Rewrite the rows below, replacing every "Data Service" with "Mobile Data" and leaving everything else unchanged.

━━━━━ Extracted entries

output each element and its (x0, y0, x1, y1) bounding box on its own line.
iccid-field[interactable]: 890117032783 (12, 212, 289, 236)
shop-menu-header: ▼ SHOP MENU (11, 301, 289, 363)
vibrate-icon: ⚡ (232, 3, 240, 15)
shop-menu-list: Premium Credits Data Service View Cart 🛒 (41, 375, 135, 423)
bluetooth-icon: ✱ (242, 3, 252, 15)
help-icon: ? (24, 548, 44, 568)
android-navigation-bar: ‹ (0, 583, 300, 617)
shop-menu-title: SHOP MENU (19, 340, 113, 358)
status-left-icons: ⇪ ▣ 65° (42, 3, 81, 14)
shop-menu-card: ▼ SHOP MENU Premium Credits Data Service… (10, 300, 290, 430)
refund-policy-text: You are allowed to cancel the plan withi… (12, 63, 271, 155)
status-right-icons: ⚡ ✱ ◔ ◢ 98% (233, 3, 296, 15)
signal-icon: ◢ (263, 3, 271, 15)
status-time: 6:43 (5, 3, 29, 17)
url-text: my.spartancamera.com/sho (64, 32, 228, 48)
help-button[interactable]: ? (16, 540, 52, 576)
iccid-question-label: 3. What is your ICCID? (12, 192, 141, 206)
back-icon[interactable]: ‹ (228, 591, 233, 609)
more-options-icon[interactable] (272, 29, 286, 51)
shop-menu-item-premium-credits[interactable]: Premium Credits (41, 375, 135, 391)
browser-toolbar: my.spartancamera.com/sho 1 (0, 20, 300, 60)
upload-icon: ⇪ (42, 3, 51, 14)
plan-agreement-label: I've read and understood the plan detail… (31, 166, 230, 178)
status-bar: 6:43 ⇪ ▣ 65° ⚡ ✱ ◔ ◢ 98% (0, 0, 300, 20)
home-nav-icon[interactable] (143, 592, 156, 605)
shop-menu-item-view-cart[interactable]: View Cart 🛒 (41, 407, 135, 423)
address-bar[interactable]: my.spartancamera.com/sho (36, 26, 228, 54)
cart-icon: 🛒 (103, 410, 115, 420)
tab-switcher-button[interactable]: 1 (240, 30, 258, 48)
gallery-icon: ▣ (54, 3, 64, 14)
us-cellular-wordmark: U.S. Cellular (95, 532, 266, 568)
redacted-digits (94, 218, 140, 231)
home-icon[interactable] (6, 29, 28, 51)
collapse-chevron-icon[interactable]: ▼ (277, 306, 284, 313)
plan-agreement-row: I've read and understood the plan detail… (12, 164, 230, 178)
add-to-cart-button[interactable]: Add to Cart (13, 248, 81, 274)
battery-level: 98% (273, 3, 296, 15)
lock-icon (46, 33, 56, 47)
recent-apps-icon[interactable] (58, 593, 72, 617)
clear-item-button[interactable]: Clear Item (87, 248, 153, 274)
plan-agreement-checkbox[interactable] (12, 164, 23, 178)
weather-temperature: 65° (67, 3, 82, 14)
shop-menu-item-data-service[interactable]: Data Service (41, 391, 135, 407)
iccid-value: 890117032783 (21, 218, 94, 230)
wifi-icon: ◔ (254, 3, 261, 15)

━━━━━━━━━━

## [Completed task]
output each element and its (x0, y0, x1, y1) bounding box on its own line.
iccid-field[interactable]: 890117032783 (12, 212, 289, 236)
shop-menu-header: ▼ SHOP MENU (11, 301, 289, 363)
vibrate-icon: ⚡ (232, 3, 240, 15)
shop-menu-list: Premium Credits Mobile Data View Cart 🛒 (41, 375, 135, 423)
bluetooth-icon: ✱ (242, 3, 252, 15)
help-icon: ? (24, 548, 44, 568)
android-navigation-bar: ‹ (0, 583, 300, 617)
shop-menu-title: SHOP MENU (19, 340, 113, 358)
status-left-icons: ⇪ ▣ 65° (42, 3, 81, 14)
shop-menu-card: ▼ SHOP MENU Premium Credits Mobile Data… (10, 300, 290, 430)
refund-policy-text: You are allowed to cancel the plan withi… (12, 63, 271, 155)
status-right-icons: ⚡ ✱ ◔ ◢ 98% (233, 3, 296, 15)
signal-icon: ◢ (263, 3, 271, 15)
status-time: 6:43 (5, 3, 29, 17)
url-text: my.spartancamera.com/sho (64, 32, 228, 48)
help-button[interactable]: ? (16, 540, 52, 576)
iccid-question-label: 3. What is your ICCID? (12, 192, 141, 206)
back-icon[interactable]: ‹ (228, 591, 233, 609)
more-options-icon[interactable] (272, 29, 286, 51)
shop-menu-item-premium-credits[interactable]: Premium Credits (41, 375, 135, 391)
browser-toolbar: my.spartancamera.com/sho 1 (0, 20, 300, 60)
upload-icon: ⇪ (42, 3, 51, 14)
plan-agreement-label: I've read and understood the plan detail… (31, 166, 230, 178)
status-bar: 6:43 ⇪ ▣ 65° ⚡ ✱ ◔ ◢ 98% (0, 0, 300, 20)
home-nav-icon[interactable] (143, 592, 156, 605)
shop-menu-item-view-cart[interactable]: View Cart 🛒 (41, 407, 135, 423)
address-bar[interactable]: my.spartancamera.com/sho (36, 26, 228, 54)
cart-icon: 🛒 (103, 410, 115, 420)
tab-switcher-button[interactable]: 1 (240, 30, 258, 48)
gallery-icon: ▣ (54, 3, 64, 14)
us-cellular-wordmark: U.S. Cellular (95, 532, 266, 568)
redacted-digits (94, 218, 140, 231)
home-icon[interactable] (6, 29, 28, 51)
collapse-chevron-icon[interactable]: ▼ (277, 306, 284, 313)
plan-agreement-row: I've read and understood the plan detail… (12, 164, 230, 178)
add-to-cart-button[interactable]: Add to Cart (13, 248, 81, 274)
battery-level: 98% (273, 3, 296, 15)
lock-icon (46, 33, 56, 47)
recent-apps-icon[interactable] (58, 593, 72, 617)
clear-item-button[interactable]: Clear Item (87, 248, 153, 274)
plan-agreement-checkbox[interactable] (12, 164, 23, 178)
weather-temperature: 65° (67, 3, 82, 14)
shop-menu-item-data-service[interactable]: Mobile Data (41, 391, 135, 407)
iccid-value: 890117032783 (21, 218, 94, 230)
wifi-icon: ◔ (254, 3, 261, 15)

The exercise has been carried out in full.